(Records shown)
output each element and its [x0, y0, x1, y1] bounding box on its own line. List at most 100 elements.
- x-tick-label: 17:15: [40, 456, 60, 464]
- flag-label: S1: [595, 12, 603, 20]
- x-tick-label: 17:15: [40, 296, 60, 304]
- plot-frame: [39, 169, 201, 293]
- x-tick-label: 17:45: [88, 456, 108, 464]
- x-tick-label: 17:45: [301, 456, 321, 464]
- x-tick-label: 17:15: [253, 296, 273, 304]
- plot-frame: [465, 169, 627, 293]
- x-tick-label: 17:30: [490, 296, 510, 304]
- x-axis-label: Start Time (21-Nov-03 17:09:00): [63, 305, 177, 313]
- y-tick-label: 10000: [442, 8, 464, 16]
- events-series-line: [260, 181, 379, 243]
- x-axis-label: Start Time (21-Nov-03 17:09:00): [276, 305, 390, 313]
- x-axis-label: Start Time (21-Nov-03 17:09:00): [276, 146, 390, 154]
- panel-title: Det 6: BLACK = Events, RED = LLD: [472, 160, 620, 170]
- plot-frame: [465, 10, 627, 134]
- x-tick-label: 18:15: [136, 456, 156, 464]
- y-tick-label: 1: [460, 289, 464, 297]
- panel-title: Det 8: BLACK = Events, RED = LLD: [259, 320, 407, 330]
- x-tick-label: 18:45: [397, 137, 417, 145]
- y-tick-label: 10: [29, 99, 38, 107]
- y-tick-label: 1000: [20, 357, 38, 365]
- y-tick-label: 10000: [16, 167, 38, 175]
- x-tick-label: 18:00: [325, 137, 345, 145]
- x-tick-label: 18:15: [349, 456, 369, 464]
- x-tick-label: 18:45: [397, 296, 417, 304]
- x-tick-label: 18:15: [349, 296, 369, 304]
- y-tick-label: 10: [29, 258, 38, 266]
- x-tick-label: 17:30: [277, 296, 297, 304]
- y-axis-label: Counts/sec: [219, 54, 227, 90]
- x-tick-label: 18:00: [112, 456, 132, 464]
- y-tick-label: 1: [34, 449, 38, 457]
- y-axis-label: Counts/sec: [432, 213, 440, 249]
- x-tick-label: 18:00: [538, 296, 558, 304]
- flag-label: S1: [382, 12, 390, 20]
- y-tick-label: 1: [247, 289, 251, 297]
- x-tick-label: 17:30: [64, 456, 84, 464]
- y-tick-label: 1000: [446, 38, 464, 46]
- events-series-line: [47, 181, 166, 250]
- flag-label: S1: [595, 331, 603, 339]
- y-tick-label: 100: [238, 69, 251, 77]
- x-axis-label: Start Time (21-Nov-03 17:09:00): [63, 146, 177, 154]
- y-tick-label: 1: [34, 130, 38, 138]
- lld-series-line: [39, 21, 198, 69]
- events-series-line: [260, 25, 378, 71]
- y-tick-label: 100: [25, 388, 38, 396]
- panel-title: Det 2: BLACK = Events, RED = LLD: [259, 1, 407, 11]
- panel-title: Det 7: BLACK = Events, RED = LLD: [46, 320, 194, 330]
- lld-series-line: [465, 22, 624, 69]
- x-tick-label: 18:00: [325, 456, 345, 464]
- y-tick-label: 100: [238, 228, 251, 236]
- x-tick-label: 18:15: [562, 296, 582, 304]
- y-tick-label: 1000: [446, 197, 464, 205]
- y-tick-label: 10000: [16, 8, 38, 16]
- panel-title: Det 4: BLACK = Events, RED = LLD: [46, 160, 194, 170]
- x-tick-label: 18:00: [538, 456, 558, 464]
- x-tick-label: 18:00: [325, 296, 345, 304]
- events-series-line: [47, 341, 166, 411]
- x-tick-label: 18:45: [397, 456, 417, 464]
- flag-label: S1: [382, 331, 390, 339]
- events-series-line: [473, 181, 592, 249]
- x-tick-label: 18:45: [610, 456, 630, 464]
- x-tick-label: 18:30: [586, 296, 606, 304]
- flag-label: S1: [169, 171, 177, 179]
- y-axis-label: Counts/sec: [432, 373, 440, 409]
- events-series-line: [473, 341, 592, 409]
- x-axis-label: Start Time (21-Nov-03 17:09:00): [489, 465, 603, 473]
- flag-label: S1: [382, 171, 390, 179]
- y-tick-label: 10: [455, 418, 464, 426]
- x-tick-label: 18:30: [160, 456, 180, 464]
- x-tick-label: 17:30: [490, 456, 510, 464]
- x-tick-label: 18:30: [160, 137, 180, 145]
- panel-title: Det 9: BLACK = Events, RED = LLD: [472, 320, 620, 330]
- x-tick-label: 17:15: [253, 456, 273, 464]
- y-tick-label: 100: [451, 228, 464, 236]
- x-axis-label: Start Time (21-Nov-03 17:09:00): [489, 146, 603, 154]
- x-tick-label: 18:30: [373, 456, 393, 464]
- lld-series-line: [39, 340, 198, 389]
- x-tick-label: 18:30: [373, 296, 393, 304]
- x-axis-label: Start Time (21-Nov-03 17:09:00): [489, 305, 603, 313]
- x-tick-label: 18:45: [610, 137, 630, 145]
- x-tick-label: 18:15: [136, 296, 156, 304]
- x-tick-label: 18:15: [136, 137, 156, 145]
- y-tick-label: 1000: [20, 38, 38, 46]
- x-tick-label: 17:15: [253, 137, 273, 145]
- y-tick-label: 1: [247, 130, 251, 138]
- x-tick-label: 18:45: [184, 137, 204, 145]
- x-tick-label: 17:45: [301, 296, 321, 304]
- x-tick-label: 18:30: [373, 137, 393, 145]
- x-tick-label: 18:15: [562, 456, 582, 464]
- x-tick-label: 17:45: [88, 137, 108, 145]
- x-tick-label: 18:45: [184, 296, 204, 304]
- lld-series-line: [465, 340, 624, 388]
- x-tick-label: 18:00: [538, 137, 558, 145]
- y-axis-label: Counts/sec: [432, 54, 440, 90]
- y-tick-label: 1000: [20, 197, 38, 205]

(Exercise goal) Copy the lines above, swapping each occurrence of "Counts/sec" for "Counts per second" and keeping everything else unchanged.

(The solution)
output each element and its [x0, y0, x1, y1] bounding box on its own line. List at most 100 elements.
- x-tick-label: 17:15: [40, 456, 60, 464]
- flag-label: S1: [595, 12, 603, 20]
- x-tick-label: 17:15: [40, 296, 60, 304]
- plot-frame: [39, 169, 201, 293]
- x-tick-label: 17:45: [88, 456, 108, 464]
- x-tick-label: 17:45: [301, 456, 321, 464]
- x-tick-label: 17:15: [253, 296, 273, 304]
- plot-frame: [465, 169, 627, 293]
- x-tick-label: 17:30: [490, 296, 510, 304]
- x-axis-label: Start Time (21-Nov-03 17:09:00): [63, 305, 177, 313]
- y-tick-label: 10000: [442, 8, 464, 16]
- events-series-line: [260, 181, 379, 243]
- x-axis-label: Start Time (21-Nov-03 17:09:00): [276, 305, 390, 313]
- x-axis-label: Start Time (21-Nov-03 17:09:00): [276, 146, 390, 154]
- panel-title: Det 6: BLACK = Events, RED = LLD: [472, 160, 620, 170]
- plot-frame: [465, 10, 627, 134]
- x-tick-label: 18:15: [136, 456, 156, 464]
- y-tick-label: 1: [460, 289, 464, 297]
- panel-title: Det 8: BLACK = Events, RED = LLD: [259, 320, 407, 330]
- x-tick-label: 18:45: [397, 137, 417, 145]
- y-tick-label: 10: [29, 99, 38, 107]
- y-tick-label: 1000: [20, 357, 38, 365]
- y-tick-label: 10000: [16, 167, 38, 175]
- x-tick-label: 18:00: [325, 137, 345, 145]
- x-tick-label: 18:15: [349, 456, 369, 464]
- x-tick-label: 18:45: [397, 296, 417, 304]
- x-tick-label: 18:15: [349, 296, 369, 304]
- y-tick-label: 10: [29, 258, 38, 266]
- x-tick-label: 17:30: [277, 296, 297, 304]
- y-axis-label: Counts per second: [219, 54, 227, 90]
- x-tick-label: 18:00: [112, 456, 132, 464]
- y-tick-label: 1: [34, 449, 38, 457]
- y-axis-label: Counts per second: [432, 213, 440, 249]
- x-tick-label: 18:00: [538, 296, 558, 304]
- flag-label: S1: [382, 12, 390, 20]
- y-tick-label: 1: [247, 289, 251, 297]
- x-tick-label: 17:30: [64, 456, 84, 464]
- y-tick-label: 1000: [446, 38, 464, 46]
- events-series-line: [47, 181, 166, 250]
- flag-label: S1: [595, 331, 603, 339]
- y-tick-label: 100: [238, 69, 251, 77]
- x-axis-label: Start Time (21-Nov-03 17:09:00): [63, 146, 177, 154]
- y-tick-label: 1: [34, 130, 38, 138]
- lld-series-line: [39, 21, 198, 69]
- events-series-line: [260, 25, 378, 71]
- y-tick-label: 100: [25, 388, 38, 396]
- panel-title: Det 2: BLACK = Events, RED = LLD: [259, 1, 407, 11]
- panel-title: Det 7: BLACK = Events, RED = LLD: [46, 320, 194, 330]
- lld-series-line: [465, 22, 624, 69]
- x-tick-label: 18:00: [325, 456, 345, 464]
- y-tick-label: 100: [238, 228, 251, 236]
- x-tick-label: 18:15: [562, 296, 582, 304]
- y-tick-label: 1000: [446, 197, 464, 205]
- y-tick-label: 10000: [16, 8, 38, 16]
- panel-title: Det 4: BLACK = Events, RED = LLD: [46, 160, 194, 170]
- x-tick-label: 18:00: [538, 456, 558, 464]
- x-tick-label: 18:00: [325, 296, 345, 304]
- events-series-line: [47, 341, 166, 411]
- x-tick-label: 18:45: [397, 456, 417, 464]
- flag-label: S1: [382, 331, 390, 339]
- events-series-line: [473, 181, 592, 249]
- x-tick-label: 18:45: [610, 456, 630, 464]
- x-tick-label: 18:30: [586, 296, 606, 304]
- flag-label: S1: [169, 171, 177, 179]
- y-axis-label: Counts per second: [432, 373, 440, 409]
- events-series-line: [473, 341, 592, 409]
- x-axis-label: Start Time (21-Nov-03 17:09:00): [489, 465, 603, 473]
- flag-label: S1: [382, 171, 390, 179]
- y-tick-label: 10: [455, 418, 464, 426]
- x-tick-label: 18:30: [160, 456, 180, 464]
- x-tick-label: 17:30: [490, 456, 510, 464]
- x-tick-label: 18:30: [160, 137, 180, 145]
- panel-title: Det 9: BLACK = Events, RED = LLD: [472, 320, 620, 330]
- x-tick-label: 17:15: [253, 456, 273, 464]
- y-tick-label: 100: [451, 228, 464, 236]
- x-axis-label: Start Time (21-Nov-03 17:09:00): [489, 146, 603, 154]
- x-tick-label: 18:30: [373, 456, 393, 464]
- lld-series-line: [39, 340, 198, 389]
- x-tick-label: 18:30: [373, 296, 393, 304]
- x-axis-label: Start Time (21-Nov-03 17:09:00): [489, 305, 603, 313]
- x-tick-label: 18:45: [610, 137, 630, 145]
- x-tick-label: 18:15: [136, 296, 156, 304]
- x-tick-label: 18:15: [136, 137, 156, 145]
- y-tick-label: 1000: [20, 38, 38, 46]
- x-tick-label: 17:15: [253, 137, 273, 145]
- y-tick-label: 1: [247, 130, 251, 138]
- x-tick-label: 18:45: [184, 137, 204, 145]
- x-tick-label: 17:45: [301, 296, 321, 304]
- x-tick-label: 18:30: [373, 137, 393, 145]
- x-tick-label: 18:15: [562, 456, 582, 464]
- x-tick-label: 17:45: [88, 137, 108, 145]
- x-tick-label: 18:45: [184, 296, 204, 304]
- lld-series-line: [465, 340, 624, 388]
- x-tick-label: 18:00: [538, 137, 558, 145]
- y-axis-label: Counts per second: [432, 54, 440, 90]
- y-tick-label: 1000: [20, 197, 38, 205]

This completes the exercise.